:: Data entries ::
::::
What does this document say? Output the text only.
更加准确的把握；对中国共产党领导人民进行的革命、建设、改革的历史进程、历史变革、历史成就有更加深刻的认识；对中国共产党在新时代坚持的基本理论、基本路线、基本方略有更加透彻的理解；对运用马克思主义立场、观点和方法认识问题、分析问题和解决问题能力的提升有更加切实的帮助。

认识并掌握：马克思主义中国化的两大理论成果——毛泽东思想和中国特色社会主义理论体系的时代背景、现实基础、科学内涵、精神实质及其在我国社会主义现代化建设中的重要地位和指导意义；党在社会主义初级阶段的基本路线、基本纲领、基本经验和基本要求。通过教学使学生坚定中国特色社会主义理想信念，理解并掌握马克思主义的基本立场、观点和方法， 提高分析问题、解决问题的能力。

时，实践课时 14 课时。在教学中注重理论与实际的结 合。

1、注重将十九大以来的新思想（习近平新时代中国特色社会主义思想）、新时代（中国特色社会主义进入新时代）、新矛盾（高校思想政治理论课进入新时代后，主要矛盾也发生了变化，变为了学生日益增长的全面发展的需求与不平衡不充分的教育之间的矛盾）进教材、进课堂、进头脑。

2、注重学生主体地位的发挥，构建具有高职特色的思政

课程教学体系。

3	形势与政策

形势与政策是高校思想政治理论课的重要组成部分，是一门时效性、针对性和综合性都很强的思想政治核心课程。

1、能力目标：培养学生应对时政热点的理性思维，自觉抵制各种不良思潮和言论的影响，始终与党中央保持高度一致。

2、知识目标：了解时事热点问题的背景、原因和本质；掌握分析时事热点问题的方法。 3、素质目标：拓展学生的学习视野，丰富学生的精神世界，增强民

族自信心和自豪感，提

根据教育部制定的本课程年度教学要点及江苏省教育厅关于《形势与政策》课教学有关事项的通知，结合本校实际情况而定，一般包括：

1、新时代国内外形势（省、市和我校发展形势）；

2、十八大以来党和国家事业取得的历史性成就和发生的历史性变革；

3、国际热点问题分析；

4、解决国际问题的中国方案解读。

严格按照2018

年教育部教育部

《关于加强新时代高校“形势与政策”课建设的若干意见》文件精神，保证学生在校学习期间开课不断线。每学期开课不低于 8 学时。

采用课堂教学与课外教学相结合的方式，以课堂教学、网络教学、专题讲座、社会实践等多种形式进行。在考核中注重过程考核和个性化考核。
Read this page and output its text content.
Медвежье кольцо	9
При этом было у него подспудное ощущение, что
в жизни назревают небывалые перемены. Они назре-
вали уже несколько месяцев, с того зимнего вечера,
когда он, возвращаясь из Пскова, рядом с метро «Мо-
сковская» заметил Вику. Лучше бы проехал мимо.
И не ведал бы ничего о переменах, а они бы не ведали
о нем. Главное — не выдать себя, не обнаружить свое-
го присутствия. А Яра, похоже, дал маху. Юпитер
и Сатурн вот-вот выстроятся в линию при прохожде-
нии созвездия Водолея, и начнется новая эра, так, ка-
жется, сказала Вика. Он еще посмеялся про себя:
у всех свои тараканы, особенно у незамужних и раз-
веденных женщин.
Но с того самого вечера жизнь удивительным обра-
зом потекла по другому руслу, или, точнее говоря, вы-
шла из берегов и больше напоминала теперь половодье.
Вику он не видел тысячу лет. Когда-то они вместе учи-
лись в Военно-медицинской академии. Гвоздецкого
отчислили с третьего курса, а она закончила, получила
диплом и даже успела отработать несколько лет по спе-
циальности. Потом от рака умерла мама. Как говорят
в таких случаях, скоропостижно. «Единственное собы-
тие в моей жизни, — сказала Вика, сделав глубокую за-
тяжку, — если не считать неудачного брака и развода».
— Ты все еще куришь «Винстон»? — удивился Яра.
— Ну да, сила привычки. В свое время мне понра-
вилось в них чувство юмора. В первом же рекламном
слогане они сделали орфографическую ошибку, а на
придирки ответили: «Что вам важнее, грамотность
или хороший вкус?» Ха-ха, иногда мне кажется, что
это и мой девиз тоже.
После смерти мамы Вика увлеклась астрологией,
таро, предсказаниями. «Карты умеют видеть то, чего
::::
:: Problem statement ::
Extract every entry in the listing word for word.

:: Answer in full ::
What does this document say? Output the text only.
更加准确的把握；对中国共产党领导人民进行的革命、建设、改革的历史进程、历史变革、历史成就有更加深刻的认识；对中国共产党在新时代坚持的基本理论、基本路线、基本方略有更加透彻的理解；对运用马克思主义立场、观点和方法认识问题、分析问题和解决问题能力的提升有更加切实的帮助。

认识并掌握：马克思主义中国化的两大理论成果——毛泽东思想和中国特色社会主义理论体系的时代背景、现实基础、科学内涵、精神实质及其在我国社会主义现代化建设中的重要地位和指导意义；党在社会主义初级阶段的基本路线、基本纲领、基本经验和基本要求。通过教学使学生坚定中国特色社会主义理想信念，理解并掌握马克思主义的基本立场、观点和方法， 提高分析问题、解决问题的能力。

时，实践课时 14 课时。在教学中注重理论与实际的结 合。

1、注重将十九大以来的新思想（习近平新时代中国特色社会主义思想）、新时代（中国特色社会主义进入新时代）、新矛盾（高校思想政治理论课进入新时代后，主要矛盾也发生了变化，变为了学生日益增长的全面发展的需求与不平衡不充分的教育之间的矛盾）进教材、进课堂、进头脑。

2、注重学生主体地位的发挥，构建具有高职特色的思政

课程教学体系。

3	形势与政策

形势与政策是高校思想政治理论课的重要组成部分，是一门时效性、针对性和综合性都很强的思想政治核心课程。

1、能力目标：培养学生应对时政热点的理性思维，自觉抵制各种不良思潮和言论的影响，始终与党中央保持高度一致。

2、知识目标：了解时事热点问题的背景、原因和本质；掌握分析时事热点问题的方法。 3、素质目标：拓展学生的学习视野，丰富学生的精神世界，增强民

族自信心和自豪感，提

根据教育部制定的本课程年度教学要点及江苏省教育厅关于《形势与政策》课教学有关事项的通知，结合本校实际情况而定，一般包括：

1、新时代国内外形势（省、市和我校发展形势）；

2、十八大以来党和国家事业取得的历史性成就和发生的历史性变革；

3、国际热点问题分析；

4、解决国际问题的中国方案解读。

严格按照2018

年教育部教育部

《关于加强新时代高校“形势与政策”课建设的若干意见》文件精神，保证学生在校学习期间开课不断线。每学期开课不低于 8 学时。

采用课堂教学与课外教学相结合的方式，以课堂教学、网络教学、专题讲座、社会实践等多种形式进行。在考核中注重过程考核和个性化考核。
Read this page and output its text content.
Медвежье кольцо	9
При этом было у него подспудное ощущение, что
в жизни назревают небывалые перемены. Они назре-
вали уже несколько месяцев, с того зимнего вечера,
когда он, возвращаясь из Пскова, рядом с метро «Мо-
сковская» заметил Вику. Лучше бы проехал мимо.
И не ведал бы ничего о переменах, а они бы не ведали
о нем. Главное — не выдать себя, не обнаружить свое-
го присутствия. А Яра, похоже, дал маху. Юпитер
и Сатурн вот-вот выстроятся в линию при прохожде-
нии созвездия Водолея, и начнется новая эра, так, ка-
жется, сказала Вика. Он еще посмеялся про себя:
у всех свои тараканы, особенно у незамужних и раз-
веденных женщин.
Но с того самого вечера жизнь удивительным обра-
зом потекла по другому руслу, или, точнее говоря, вы-
шла из берегов и больше напоминала теперь половодье.
Вику он не видел тысячу лет. Когда-то они вместе учи-
лись в Военно-медицинской академии. Гвоздецкого
отчислили с третьего курса, а она закончила, получила
диплом и даже успела отработать несколько лет по спе-
циальности. Потом от рака умерла мама. Как говорят
в таких случаях, скоропостижно. «Единственное собы-
тие в моей жизни, — сказала Вика, сделав глубокую за-
тяжку, — если не считать неудачного брака и развода».
— Ты все еще куришь «Винстон»? — удивился Яра.
— Ну да, сила привычки. В свое время мне понра-
вилось в них чувство юмора. В первом же рекламном
слогане они сделали орфографическую ошибку, а на
придирки ответили: «Что вам важнее, грамотность
или хороший вкус?» Ха-ха, иногда мне кажется, что
это и мой девиз тоже.
После смерти мамы Вика увлеклась астрологией,
таро, предсказаниями. «Карты умеют видеть то, чего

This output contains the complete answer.